* Direction A *
Rewrite everything in the API wrapper tutorial from "Building a Python" down to "easier to maintain.", substituting "ScrapingBee" for "Firecrawl".
* Direction B *
Which library does the API wrapper tutorial recommend for both sync and async HTTP support?

* Text block *

How to Build a Python API Wrapper for Web Scraping Services

Building a Python API wrapper lets you abstract away the raw HTTP calls to web scraping services and work with clean, Pythonic interfaces. Whether you're wrapping SearchHive, SerpAPI, Firecrawl, or a custom scraper, a well-designed wrapper makes your codebase cleaner, testable, and easier to maintain.

This tutorial walks through building a production-ready Python API wrapper for SearchHive's SwiftSearch, ScrapeForge, and DeepDive endpoints -- with retry logic, error handling, async support, and type hints.

Key Takeaways

A good wrapper abstracts HTTP details behind simple Python methods
Use httpx for both sync and async HTTP support in one library
Add retry logic with exponential backoff to handle rate limits gracefully
Type hints and Pydantic models make your wrapper self-documenting
SearchHive's unified API key works across all endpoints, simplifying auth

Prerequisites

Python 3.10+
A SearchHive API key (get one free)
Basic familiarity with REST APIs and Python classes

Install dependencies:

pip install httpx pydantic

Step 1: Set Up the Base Client

Start with a base HTTP client that handles authentication and common configuration.

import httpx
from typing import Optional

class SearchHiveClient:
    BASE_URL = "https://api.searchhive.dev/v1"

* Provided information *
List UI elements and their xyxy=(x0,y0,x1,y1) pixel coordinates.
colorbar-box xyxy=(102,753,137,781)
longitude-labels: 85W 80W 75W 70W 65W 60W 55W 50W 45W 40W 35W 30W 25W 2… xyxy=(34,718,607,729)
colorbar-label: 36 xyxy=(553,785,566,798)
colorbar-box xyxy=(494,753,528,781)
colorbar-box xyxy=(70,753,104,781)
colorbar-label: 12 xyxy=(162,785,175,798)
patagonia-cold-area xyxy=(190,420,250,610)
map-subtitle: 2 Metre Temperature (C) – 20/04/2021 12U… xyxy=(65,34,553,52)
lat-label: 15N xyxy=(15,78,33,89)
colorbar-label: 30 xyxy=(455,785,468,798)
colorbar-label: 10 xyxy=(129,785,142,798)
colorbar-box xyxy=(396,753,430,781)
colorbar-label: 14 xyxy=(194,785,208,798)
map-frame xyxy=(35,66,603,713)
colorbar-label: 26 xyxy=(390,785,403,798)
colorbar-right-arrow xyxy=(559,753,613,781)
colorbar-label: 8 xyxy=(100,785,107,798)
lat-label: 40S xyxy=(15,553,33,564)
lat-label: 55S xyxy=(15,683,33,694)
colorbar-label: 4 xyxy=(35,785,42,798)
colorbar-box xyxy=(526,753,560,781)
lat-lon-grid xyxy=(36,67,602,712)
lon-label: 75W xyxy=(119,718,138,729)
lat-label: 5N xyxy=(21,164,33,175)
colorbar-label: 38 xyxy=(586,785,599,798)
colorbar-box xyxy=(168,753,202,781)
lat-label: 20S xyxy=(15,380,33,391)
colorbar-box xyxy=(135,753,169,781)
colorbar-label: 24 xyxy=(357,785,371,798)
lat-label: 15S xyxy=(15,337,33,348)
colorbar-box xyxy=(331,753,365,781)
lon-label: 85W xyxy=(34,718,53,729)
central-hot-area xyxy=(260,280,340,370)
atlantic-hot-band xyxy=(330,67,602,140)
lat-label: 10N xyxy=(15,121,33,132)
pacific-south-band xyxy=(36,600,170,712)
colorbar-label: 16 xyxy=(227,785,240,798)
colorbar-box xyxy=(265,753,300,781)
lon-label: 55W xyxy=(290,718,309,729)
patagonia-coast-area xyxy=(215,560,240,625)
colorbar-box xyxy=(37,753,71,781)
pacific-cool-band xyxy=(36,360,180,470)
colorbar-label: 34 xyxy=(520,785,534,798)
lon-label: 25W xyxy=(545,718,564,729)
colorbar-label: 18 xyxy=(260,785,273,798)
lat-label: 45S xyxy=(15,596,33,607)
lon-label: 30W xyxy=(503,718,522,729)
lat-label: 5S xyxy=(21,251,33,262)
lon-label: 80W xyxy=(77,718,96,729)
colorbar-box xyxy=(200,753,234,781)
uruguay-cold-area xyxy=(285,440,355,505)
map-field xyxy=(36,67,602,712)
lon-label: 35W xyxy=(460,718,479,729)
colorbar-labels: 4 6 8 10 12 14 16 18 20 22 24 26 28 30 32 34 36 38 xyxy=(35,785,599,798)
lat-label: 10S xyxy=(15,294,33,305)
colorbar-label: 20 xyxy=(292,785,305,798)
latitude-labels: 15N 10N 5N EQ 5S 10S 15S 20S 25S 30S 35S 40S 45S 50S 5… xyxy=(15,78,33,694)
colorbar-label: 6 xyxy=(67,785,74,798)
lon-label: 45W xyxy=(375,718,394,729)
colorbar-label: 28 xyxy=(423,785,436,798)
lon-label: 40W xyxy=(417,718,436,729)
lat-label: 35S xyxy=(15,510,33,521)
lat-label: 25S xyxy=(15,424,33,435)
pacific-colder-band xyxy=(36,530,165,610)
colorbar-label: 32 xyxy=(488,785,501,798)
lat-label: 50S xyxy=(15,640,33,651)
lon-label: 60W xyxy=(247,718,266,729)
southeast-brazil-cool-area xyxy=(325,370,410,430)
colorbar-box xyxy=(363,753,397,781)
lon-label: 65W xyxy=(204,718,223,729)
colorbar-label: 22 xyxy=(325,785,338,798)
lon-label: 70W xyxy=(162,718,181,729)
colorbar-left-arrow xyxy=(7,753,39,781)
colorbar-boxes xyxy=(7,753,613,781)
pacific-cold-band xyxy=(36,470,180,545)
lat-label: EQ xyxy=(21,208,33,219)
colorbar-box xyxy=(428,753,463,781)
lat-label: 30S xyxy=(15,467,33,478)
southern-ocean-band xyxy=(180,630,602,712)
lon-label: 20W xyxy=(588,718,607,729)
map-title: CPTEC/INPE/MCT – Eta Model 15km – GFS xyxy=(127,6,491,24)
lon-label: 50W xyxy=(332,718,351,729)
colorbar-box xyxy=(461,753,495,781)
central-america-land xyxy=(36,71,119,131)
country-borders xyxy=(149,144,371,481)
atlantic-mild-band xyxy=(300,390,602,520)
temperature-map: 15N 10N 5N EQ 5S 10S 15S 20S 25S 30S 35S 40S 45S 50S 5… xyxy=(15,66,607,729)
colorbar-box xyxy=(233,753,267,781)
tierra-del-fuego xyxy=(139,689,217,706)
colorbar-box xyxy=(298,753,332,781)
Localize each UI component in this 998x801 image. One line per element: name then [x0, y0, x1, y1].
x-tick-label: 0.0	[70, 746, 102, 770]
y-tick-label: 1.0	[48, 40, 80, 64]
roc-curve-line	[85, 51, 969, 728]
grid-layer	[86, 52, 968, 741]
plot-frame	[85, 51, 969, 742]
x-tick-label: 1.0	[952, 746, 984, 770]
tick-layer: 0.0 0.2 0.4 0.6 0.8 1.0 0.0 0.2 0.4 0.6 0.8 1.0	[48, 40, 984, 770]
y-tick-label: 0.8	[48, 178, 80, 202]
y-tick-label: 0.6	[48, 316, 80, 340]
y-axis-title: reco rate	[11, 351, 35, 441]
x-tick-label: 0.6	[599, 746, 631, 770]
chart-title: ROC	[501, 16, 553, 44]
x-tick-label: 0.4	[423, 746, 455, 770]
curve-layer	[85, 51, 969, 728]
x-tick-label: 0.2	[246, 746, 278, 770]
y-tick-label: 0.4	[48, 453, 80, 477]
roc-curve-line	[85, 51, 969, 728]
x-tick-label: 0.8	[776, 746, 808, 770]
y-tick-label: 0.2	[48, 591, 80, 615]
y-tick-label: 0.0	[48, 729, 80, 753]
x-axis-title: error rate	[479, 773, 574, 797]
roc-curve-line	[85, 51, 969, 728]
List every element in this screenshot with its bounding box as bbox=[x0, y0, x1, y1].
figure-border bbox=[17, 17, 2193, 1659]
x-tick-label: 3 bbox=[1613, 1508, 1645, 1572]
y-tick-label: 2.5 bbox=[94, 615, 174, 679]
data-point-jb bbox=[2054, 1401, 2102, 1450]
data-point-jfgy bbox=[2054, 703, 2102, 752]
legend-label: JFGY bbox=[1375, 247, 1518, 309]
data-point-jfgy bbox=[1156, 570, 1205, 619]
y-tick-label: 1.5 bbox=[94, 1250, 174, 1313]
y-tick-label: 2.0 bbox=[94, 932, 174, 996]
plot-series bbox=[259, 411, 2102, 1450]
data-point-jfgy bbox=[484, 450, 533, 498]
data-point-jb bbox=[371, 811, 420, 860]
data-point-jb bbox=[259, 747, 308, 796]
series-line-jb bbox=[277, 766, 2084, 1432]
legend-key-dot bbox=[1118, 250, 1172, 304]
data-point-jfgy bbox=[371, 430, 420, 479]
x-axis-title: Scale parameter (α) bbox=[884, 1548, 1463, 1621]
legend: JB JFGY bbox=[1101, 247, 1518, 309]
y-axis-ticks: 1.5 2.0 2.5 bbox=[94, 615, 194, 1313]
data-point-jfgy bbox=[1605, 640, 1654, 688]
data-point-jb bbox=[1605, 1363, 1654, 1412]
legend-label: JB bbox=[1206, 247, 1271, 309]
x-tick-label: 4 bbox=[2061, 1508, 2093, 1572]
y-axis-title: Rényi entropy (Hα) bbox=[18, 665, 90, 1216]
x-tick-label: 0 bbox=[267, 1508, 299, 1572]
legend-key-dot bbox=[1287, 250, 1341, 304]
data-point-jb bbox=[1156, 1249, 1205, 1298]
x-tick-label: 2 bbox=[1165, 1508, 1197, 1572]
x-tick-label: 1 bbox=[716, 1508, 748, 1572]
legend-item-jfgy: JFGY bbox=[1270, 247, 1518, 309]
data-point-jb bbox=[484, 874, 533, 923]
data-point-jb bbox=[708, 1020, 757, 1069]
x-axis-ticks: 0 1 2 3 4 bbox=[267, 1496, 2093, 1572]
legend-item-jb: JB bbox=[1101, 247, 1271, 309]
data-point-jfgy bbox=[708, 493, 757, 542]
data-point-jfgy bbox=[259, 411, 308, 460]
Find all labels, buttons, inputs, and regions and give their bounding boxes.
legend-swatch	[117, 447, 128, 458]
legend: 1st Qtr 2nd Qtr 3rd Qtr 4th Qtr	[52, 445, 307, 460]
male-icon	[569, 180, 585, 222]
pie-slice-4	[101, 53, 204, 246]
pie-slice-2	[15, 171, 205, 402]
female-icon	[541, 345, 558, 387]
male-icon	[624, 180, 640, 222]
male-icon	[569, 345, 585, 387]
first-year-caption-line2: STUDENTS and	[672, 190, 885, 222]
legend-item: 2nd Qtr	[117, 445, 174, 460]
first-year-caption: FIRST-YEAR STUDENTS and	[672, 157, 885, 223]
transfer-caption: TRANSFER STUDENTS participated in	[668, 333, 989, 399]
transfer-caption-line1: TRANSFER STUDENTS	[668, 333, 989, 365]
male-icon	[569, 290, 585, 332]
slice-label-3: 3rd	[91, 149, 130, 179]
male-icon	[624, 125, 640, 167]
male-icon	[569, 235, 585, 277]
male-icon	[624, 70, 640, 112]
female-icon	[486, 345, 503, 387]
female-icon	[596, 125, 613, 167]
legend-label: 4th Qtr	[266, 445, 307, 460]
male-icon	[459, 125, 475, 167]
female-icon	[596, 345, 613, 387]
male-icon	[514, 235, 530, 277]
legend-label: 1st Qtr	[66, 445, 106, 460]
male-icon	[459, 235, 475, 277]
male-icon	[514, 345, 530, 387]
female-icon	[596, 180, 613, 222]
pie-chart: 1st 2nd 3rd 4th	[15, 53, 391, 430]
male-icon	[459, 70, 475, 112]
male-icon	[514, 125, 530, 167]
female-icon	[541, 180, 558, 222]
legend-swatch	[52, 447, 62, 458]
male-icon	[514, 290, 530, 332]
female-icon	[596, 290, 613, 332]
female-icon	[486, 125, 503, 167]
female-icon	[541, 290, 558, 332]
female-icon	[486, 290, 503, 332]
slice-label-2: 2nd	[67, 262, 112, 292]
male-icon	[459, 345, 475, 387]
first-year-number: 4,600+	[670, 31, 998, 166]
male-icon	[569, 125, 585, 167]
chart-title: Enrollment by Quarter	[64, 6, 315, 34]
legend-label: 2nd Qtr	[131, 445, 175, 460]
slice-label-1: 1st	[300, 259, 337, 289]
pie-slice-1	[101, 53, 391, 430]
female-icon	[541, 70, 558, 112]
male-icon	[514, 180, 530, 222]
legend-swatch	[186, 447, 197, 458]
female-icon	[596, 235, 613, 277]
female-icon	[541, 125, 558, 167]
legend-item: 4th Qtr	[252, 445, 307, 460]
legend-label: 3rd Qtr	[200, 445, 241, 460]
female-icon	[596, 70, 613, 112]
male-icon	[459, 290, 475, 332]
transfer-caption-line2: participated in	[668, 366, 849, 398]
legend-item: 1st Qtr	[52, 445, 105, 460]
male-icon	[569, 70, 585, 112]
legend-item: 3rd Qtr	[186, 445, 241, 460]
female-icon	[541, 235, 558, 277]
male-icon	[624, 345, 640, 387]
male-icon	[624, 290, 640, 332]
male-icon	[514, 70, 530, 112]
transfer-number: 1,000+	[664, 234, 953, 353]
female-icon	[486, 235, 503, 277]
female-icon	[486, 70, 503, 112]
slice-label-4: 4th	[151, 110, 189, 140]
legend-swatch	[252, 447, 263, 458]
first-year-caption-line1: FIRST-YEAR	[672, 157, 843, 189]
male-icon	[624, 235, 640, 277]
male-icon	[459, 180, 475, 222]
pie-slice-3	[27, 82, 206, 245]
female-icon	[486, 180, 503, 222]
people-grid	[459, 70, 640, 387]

* Correct response A *
Building a Python API wrapper lets you abstract away the raw HTTP calls to web scraping services and work with clean, Pythonic interfaces. Whether you're wrapping SearchHive, SerpAPI, ScrapingBee, or a custom scraper, a well-designed wrapper makes your codebase cleaner, testable, and easier to maintain.

* Correct response B *
httpx